Counting only lines that hold "JSON", give the total and nothing more.

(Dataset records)
[START]
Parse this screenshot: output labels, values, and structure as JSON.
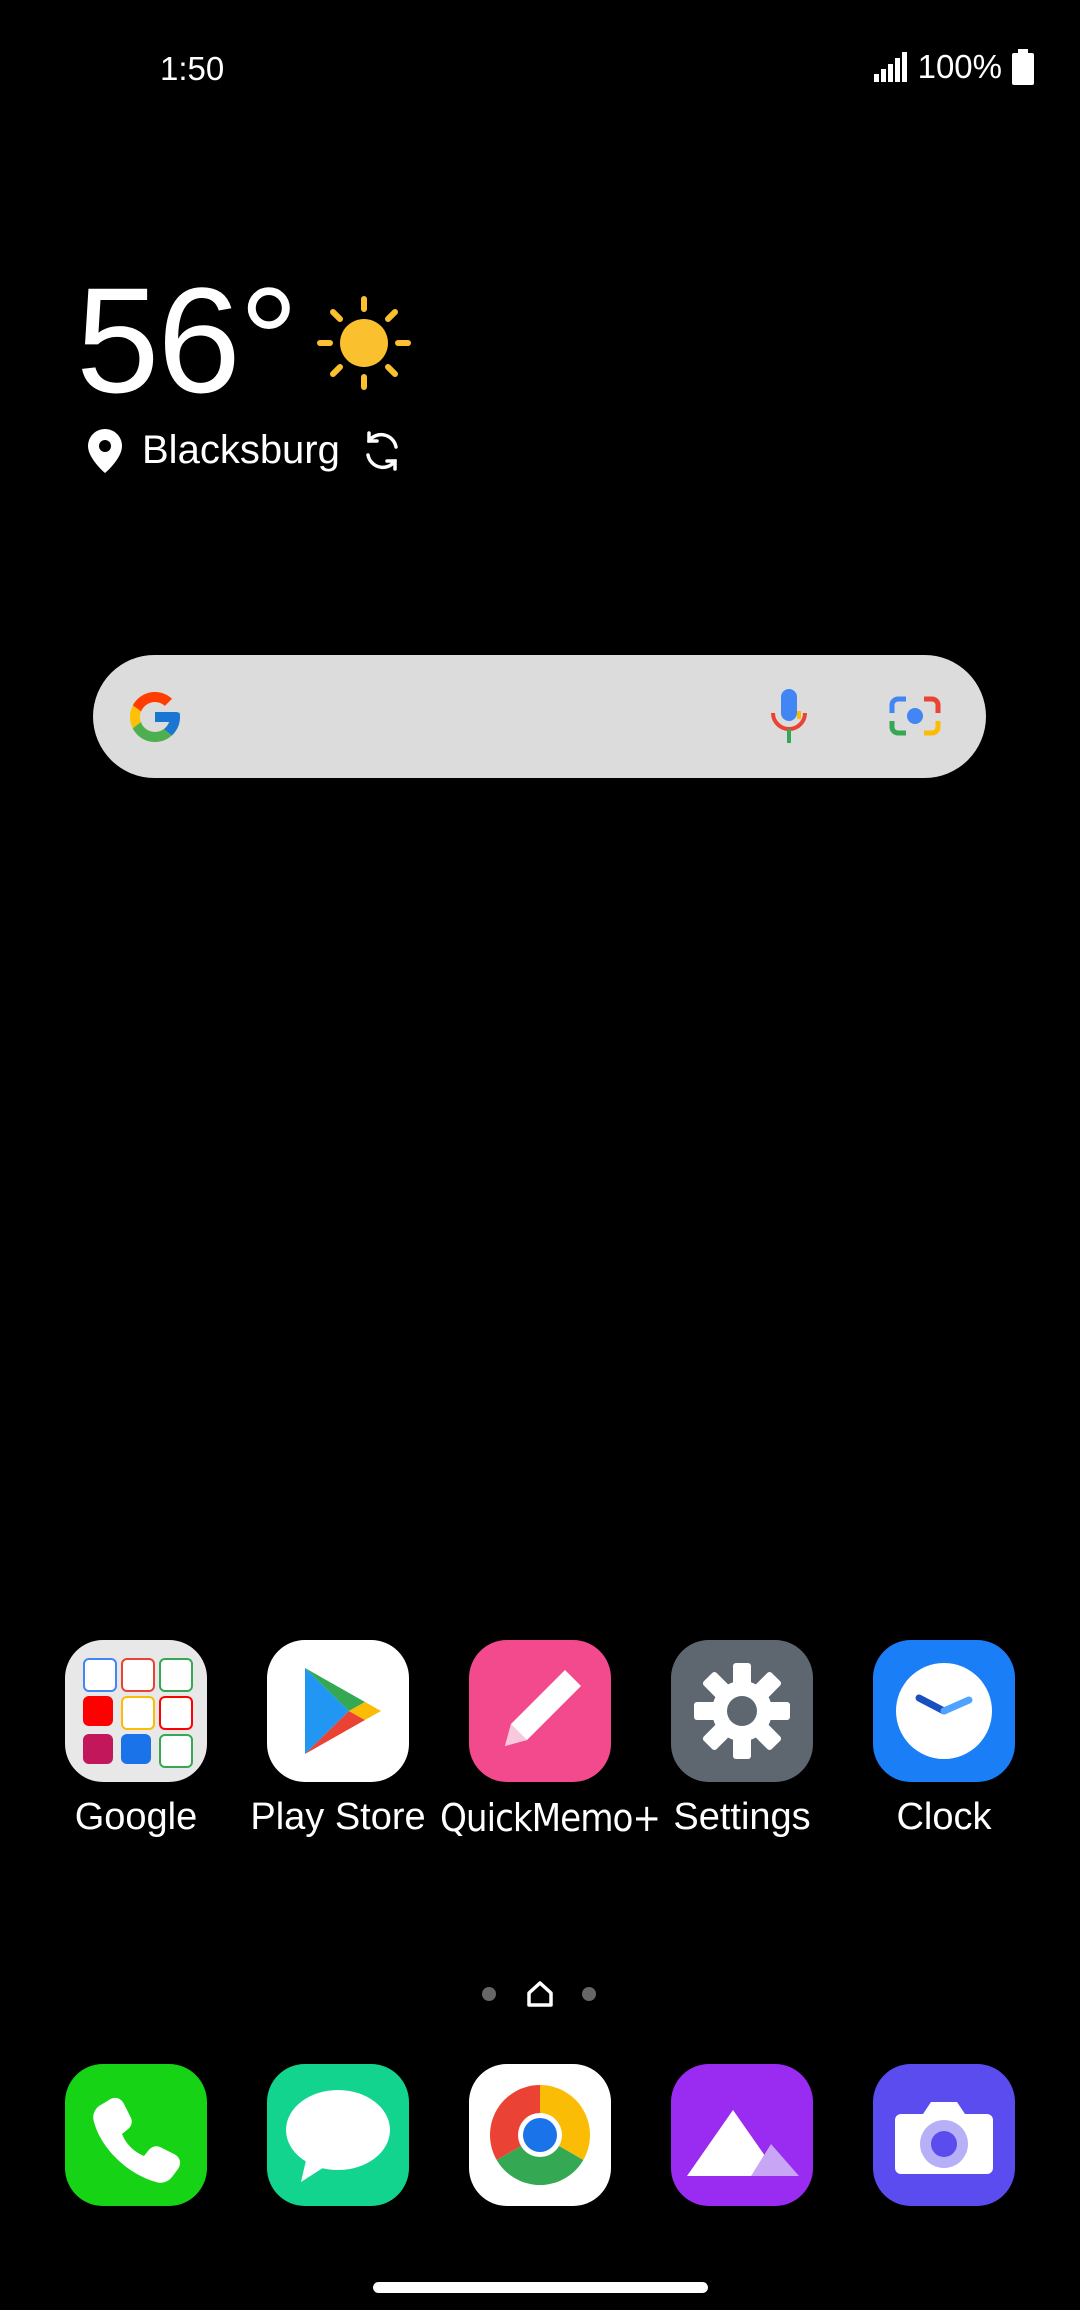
{
  "status_bar": {
    "time": "1:50",
    "battery": "100%",
    "signal_icon": "signal-bars-icon",
    "battery_icon": "battery-icon"
  },
  "weather": {
    "temperature": "56°",
    "location": "Blacksburg",
    "condition_icon": "sun-icon",
    "sun_color": "#FBC02D"
  },
  "search": {
    "logo": "google-g-icon",
    "voice_icon": "mic-icon",
    "lens_icon": "camera-lens-icon",
    "bar_color": "#dcdcdc"
  },
  "apps": [
    {
      "label": "Google",
      "icon": "google-folder-icon"
    },
    {
      "label": "Play Store",
      "icon": "play-store-icon"
    },
    {
      "label": "QuickMemo+",
      "icon": "quickmemo-pencil-icon",
      "color": "#F24A8C"
    },
    {
      "label": "Settings",
      "icon": "gear-icon",
      "color": "#5E6670"
    },
    {
      "label": "Clock",
      "icon": "clock-icon",
      "color": "#1A7EF6"
    }
  ],
  "dock": [
    {
      "icon": "phone-icon",
      "color": "#16D316"
    },
    {
      "icon": "messages-icon",
      "color": "#12D48E"
    },
    {
      "icon": "chrome-icon",
      "color": "#ffffff"
    },
    {
      "icon": "gallery-icon",
      "color": "#9A2BF0"
    },
    {
      "icon": "camera-icon",
      "color": "#5B4CF0"
    }
  ],
  "page_indicator": {
    "current": "home",
    "pages": 3
  }
}
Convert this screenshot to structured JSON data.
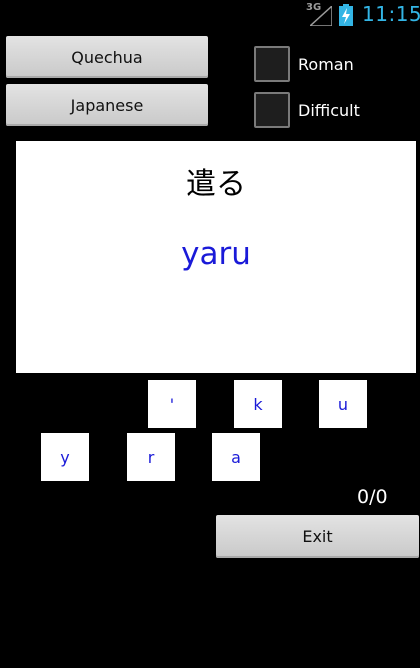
{
  "status_bar": {
    "network": "3G",
    "time": "11:15",
    "time_color": "#33b5e5"
  },
  "language_buttons": {
    "source": "Quechua",
    "target": "Japanese"
  },
  "options": {
    "roman_label": "Roman",
    "roman_checked": false,
    "difficult_label": "Difficult",
    "difficult_checked": false
  },
  "card": {
    "word": "遣る",
    "romanization": "yaru",
    "romanization_color": "#1a1ad8"
  },
  "letter_tiles": [
    "'",
    "k",
    "u",
    "y",
    "r",
    "a"
  ],
  "score": "0/0",
  "exit_label": "Exit"
}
[END]
OUTPUT OF THE EXERCISE:
2